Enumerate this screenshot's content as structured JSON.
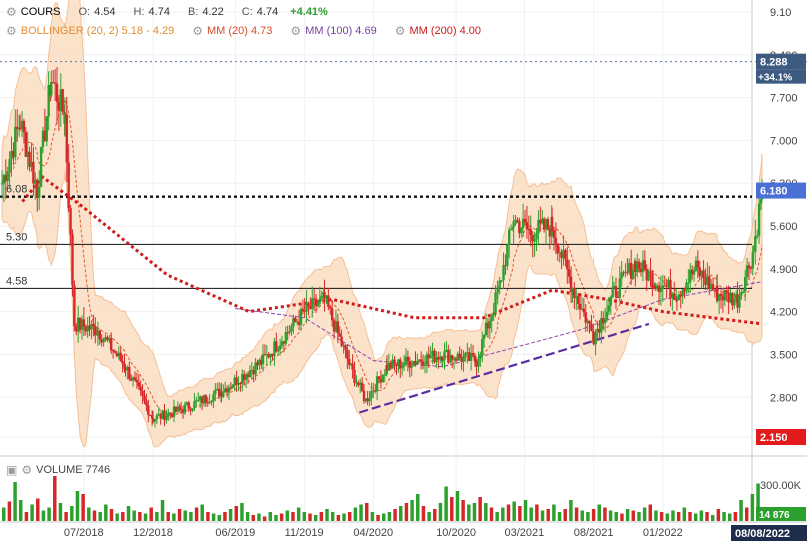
{
  "legend": {
    "instrument": "COURS",
    "open_label": "O:",
    "open": "4.54",
    "high_label": "H:",
    "high": "4.74",
    "low_label": "B:",
    "low": "4.22",
    "close_label": "C:",
    "close": "4.74",
    "change": "+4.41%",
    "bollinger_label": "BOLLINGER (20, 2) 5.18 - 4.29",
    "mm20_label": "MM (20) 4.73",
    "mm100_label": "MM (100) 4.69",
    "mm200_label": "MM (200) 4.00",
    "volume_label": "VOLUME 7746"
  },
  "colors": {
    "up": "#2ca02c",
    "down": "#d62728",
    "bollinger_fill": "#fbe0c6",
    "bollinger_edge": "#f5b98a",
    "mm20": "#e4572e",
    "mm100": "#8e44ad",
    "mm200": "#d11a1a",
    "trendline": "#5b2d9e",
    "accent_blue": "#4a6fd6",
    "last_price": "#2ca02c",
    "low_marker": "#e31a1c"
  },
  "chart_data": {
    "type": "candlestick",
    "y_ticks": [
      "9.10",
      "8.400",
      "7.700",
      "7.000",
      "6.300",
      "5.600",
      "4.900",
      "4.200",
      "3.500",
      "2.800",
      "2.150"
    ],
    "ylim": [
      2.15,
      9.1
    ],
    "x_ticks": [
      "07/2018",
      "12/2018",
      "06/2019",
      "11/2019",
      "04/2020",
      "10/2020",
      "03/2021",
      "08/2021",
      "01/2022"
    ],
    "x_date_range": [
      "2018-01-01",
      "2022-08-08"
    ],
    "last_date": "08/08/2022",
    "annotations": {
      "price_boxes": [
        {
          "text": "8.288",
          "value": 8.288,
          "note": "+34.1%"
        },
        {
          "text": "6.180",
          "value": 6.18
        },
        {
          "text": "2.150",
          "value": 2.15
        }
      ],
      "horizontal_levels": [
        {
          "label": "6.08",
          "value": 6.08,
          "style": "dotted"
        },
        {
          "label": "5.30",
          "value": 5.3,
          "style": "solid"
        },
        {
          "label": "4.58",
          "value": 4.58,
          "style": "solid"
        }
      ],
      "dashed_level": 8.288
    },
    "candle_anchors": [
      {
        "date": "2018-01-01",
        "close": 6.3
      },
      {
        "date": "2018-02-10",
        "close": 7.3
      },
      {
        "date": "2018-03-20",
        "close": 6.2
      },
      {
        "date": "2018-04-20",
        "close": 8.0
      },
      {
        "date": "2018-05-20",
        "close": 7.4
      },
      {
        "date": "2018-06-10",
        "close": 4.0
      },
      {
        "date": "2018-08-01",
        "close": 3.9
      },
      {
        "date": "2018-10-01",
        "close": 3.3
      },
      {
        "date": "2018-12-01",
        "close": 2.45
      },
      {
        "date": "2019-02-01",
        "close": 2.6
      },
      {
        "date": "2019-05-01",
        "close": 2.9
      },
      {
        "date": "2019-08-01",
        "close": 3.4
      },
      {
        "date": "2019-11-01",
        "close": 4.2
      },
      {
        "date": "2019-12-15",
        "close": 4.4
      },
      {
        "date": "2020-02-15",
        "close": 3.2
      },
      {
        "date": "2020-03-15",
        "close": 2.75
      },
      {
        "date": "2020-05-01",
        "close": 3.3
      },
      {
        "date": "2020-09-01",
        "close": 3.5
      },
      {
        "date": "2020-11-15",
        "close": 3.4
      },
      {
        "date": "2021-01-01",
        "close": 4.5
      },
      {
        "date": "2021-02-05",
        "close": 5.7
      },
      {
        "date": "2021-03-15",
        "close": 5.5
      },
      {
        "date": "2021-05-01",
        "close": 5.6
      },
      {
        "date": "2021-06-15",
        "close": 4.6
      },
      {
        "date": "2021-08-01",
        "close": 3.8
      },
      {
        "date": "2021-09-15",
        "close": 4.5
      },
      {
        "date": "2021-11-01",
        "close": 5.0
      },
      {
        "date": "2021-12-15",
        "close": 4.7
      },
      {
        "date": "2022-02-01",
        "close": 4.5
      },
      {
        "date": "2022-03-15",
        "close": 4.9
      },
      {
        "date": "2022-05-01",
        "close": 4.5
      },
      {
        "date": "2022-06-15",
        "close": 4.4
      },
      {
        "date": "2022-07-20",
        "close": 5.2
      },
      {
        "date": "2022-08-08",
        "close": 6.18
      }
    ],
    "mm200_anchors": [
      {
        "date": "2018-02-15",
        "value": 6.0
      },
      {
        "date": "2018-04-01",
        "value": 6.4
      },
      {
        "date": "2018-07-01",
        "value": 5.9
      },
      {
        "date": "2019-01-01",
        "value": 4.8
      },
      {
        "date": "2019-07-01",
        "value": 4.2
      },
      {
        "date": "2020-01-01",
        "value": 4.4
      },
      {
        "date": "2020-07-01",
        "value": 4.1
      },
      {
        "date": "2020-12-01",
        "value": 4.1
      },
      {
        "date": "2021-05-01",
        "value": 4.55
      },
      {
        "date": "2021-09-01",
        "value": 4.4
      },
      {
        "date": "2022-01-01",
        "value": 4.2
      },
      {
        "date": "2022-08-08",
        "value": 4.0
      }
    ],
    "mm100_anchors": [
      {
        "date": "2019-06-01",
        "value": 4.25
      },
      {
        "date": "2019-11-01",
        "value": 4.1
      },
      {
        "date": "2020-04-01",
        "value": 3.4
      },
      {
        "date": "2020-09-01",
        "value": 3.3
      },
      {
        "date": "2021-02-01",
        "value": 3.6
      },
      {
        "date": "2021-07-01",
        "value": 3.9
      },
      {
        "date": "2022-01-01",
        "value": 4.4
      },
      {
        "date": "2022-08-08",
        "value": 4.69
      }
    ],
    "trendline": [
      {
        "date": "2020-03-01",
        "value": 2.55
      },
      {
        "date": "2021-12-01",
        "value": 4.0
      }
    ],
    "volume": {
      "ylabel_tick": "300.00K",
      "last_value_box": "14 876",
      "bars": [
        90,
        130,
        260,
        140,
        60,
        110,
        150,
        70,
        90,
        300,
        120,
        60,
        100,
        200,
        180,
        90,
        70,
        60,
        110,
        80,
        50,
        60,
        100,
        70,
        60,
        50,
        90,
        60,
        140,
        60,
        50,
        80,
        70,
        60,
        90,
        110,
        60,
        50,
        40,
        60,
        80,
        100,
        120,
        60,
        40,
        50,
        30,
        60,
        40,
        50,
        70,
        60,
        90,
        60,
        50,
        40,
        60,
        80,
        60,
        40,
        50,
        60,
        90,
        110,
        120,
        60,
        40,
        50,
        60,
        80,
        100,
        120,
        140,
        180,
        100,
        60,
        80,
        120,
        230,
        160,
        200,
        140,
        110,
        120,
        160,
        120,
        90,
        60,
        90,
        110,
        130,
        100,
        140,
        90,
        110,
        70,
        80,
        110,
        60,
        80,
        140,
        90,
        70,
        60,
        80,
        110,
        90,
        70,
        60,
        50,
        80,
        70,
        60,
        90,
        110,
        70,
        60,
        50,
        70,
        60,
        90,
        60,
        50,
        70,
        60,
        40,
        80,
        60,
        50,
        60,
        140,
        90,
        180,
        250
      ]
    }
  }
}
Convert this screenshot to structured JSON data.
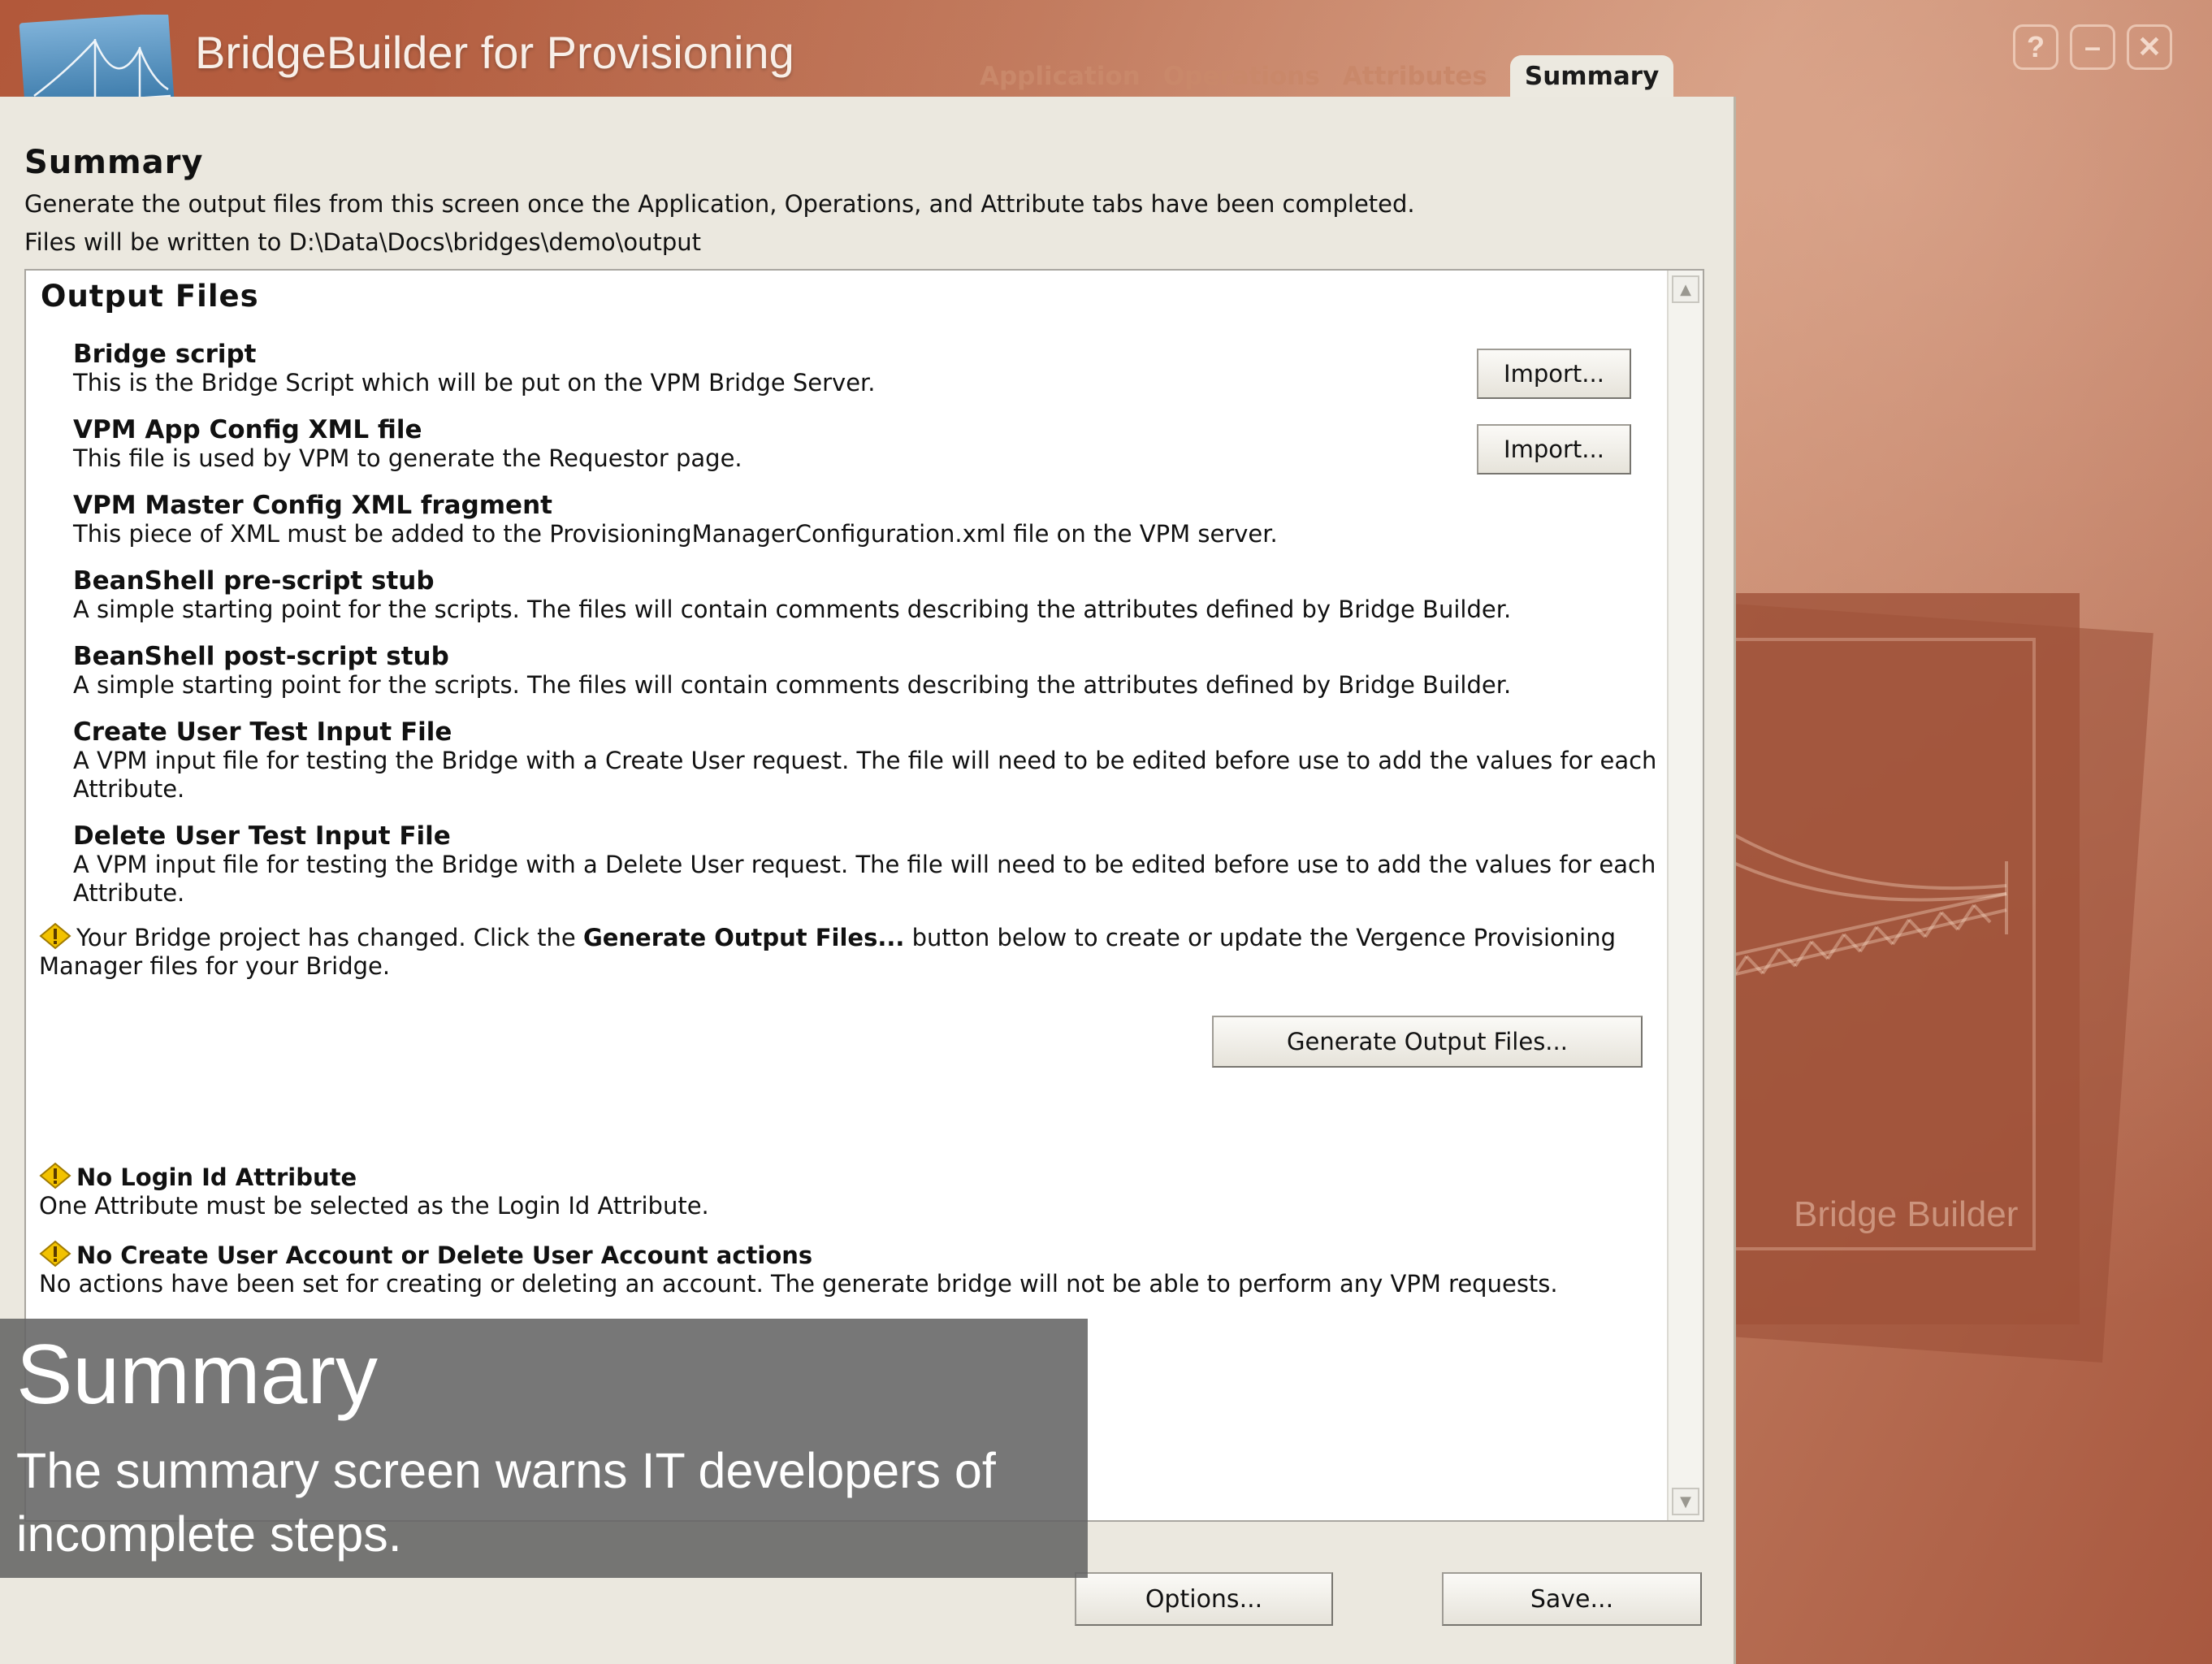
{
  "app": {
    "title": "BridgeBuilder for Provisioning",
    "logo_icon": "golden-gate-bridge-icon"
  },
  "window_controls": [
    {
      "name": "help-icon",
      "glyph": "?"
    },
    {
      "name": "minimize-icon",
      "glyph": "–"
    },
    {
      "name": "close-icon",
      "glyph": "✕"
    }
  ],
  "tabs": [
    {
      "label": "Application",
      "active": false
    },
    {
      "label": "Operations",
      "active": false
    },
    {
      "label": "Attributes",
      "active": false
    },
    {
      "label": "Summary",
      "active": true
    }
  ],
  "summary": {
    "heading": "Summary",
    "description": "Generate the output files from this screen once the Application, Operations, and Attribute tabs have been completed.",
    "output_path": "Files will be written to D:\\Data\\Docs\\bridges\\demo\\output"
  },
  "output_files": {
    "title": "Output Files",
    "items": [
      {
        "name": "Bridge script",
        "desc": "This is the Bridge Script which will be put on the VPM Bridge Server.",
        "button": "Import..."
      },
      {
        "name": "VPM App Config XML file",
        "desc": "This file is used by VPM to generate the Requestor page.",
        "button": "Import..."
      },
      {
        "name": "VPM Master Config XML fragment",
        "desc": "This piece of XML must be added to the ProvisioningManagerConfiguration.xml file on the VPM server."
      },
      {
        "name": "BeanShell pre-script stub",
        "desc": "A simple starting point for the scripts. The files will contain comments describing the attributes defined by Bridge Builder."
      },
      {
        "name": "BeanShell post-script stub",
        "desc": "A simple starting point for the scripts. The files will contain comments describing the attributes defined by Bridge Builder."
      },
      {
        "name": "Create User Test Input File",
        "desc": "A VPM input file for testing the Bridge with a Create User request. The file will need to be edited before use to add the values for each Attribute."
      },
      {
        "name": "Delete User Test Input File",
        "desc": "A VPM input file for testing the Bridge with a Delete User request. The file will need to be edited before use to add the values for each Attribute."
      }
    ],
    "changed_notice": {
      "prefix": "Your Bridge project has changed. Click the ",
      "bold": "Generate Output Files...",
      "suffix": " button below to create or update the Vergence Provisioning Manager files for your Bridge."
    },
    "generate_button": "Generate Output Files...",
    "warnings": [
      {
        "title": "No Login Id Attribute",
        "text": "One Attribute must be selected as the Login Id Attribute."
      },
      {
        "title": "No Create User Account or Delete User Account actions",
        "text": "No actions have been set for creating or deleting an account. The generate bridge will not be able to perform any VPM requests."
      }
    ]
  },
  "footer": {
    "options_button": "Options...",
    "save_button": "Save..."
  },
  "background": {
    "logo_text": "Bridge Builder"
  },
  "caption": {
    "title": "Summary",
    "text": "The summary screen warns IT developers of incomplete steps."
  },
  "colors": {
    "background_accent": "#b2583a",
    "panel": "#ebe8df",
    "warning_icon": "#f2c200"
  }
}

··········

**WHAT THE TASK ASKS**
Using the listing, collect all lines in which the string "values" is found.

**ANSWER IN FULL**
        "desc": "A VPM input file for testing the Bridge with a Create User request. The file will need to be edited before use to add the values for each Attribute."
        "desc": "A VPM input file for testing the Bridge with a Delete User request. The file will need to be edited before use to add the values for each Attribute."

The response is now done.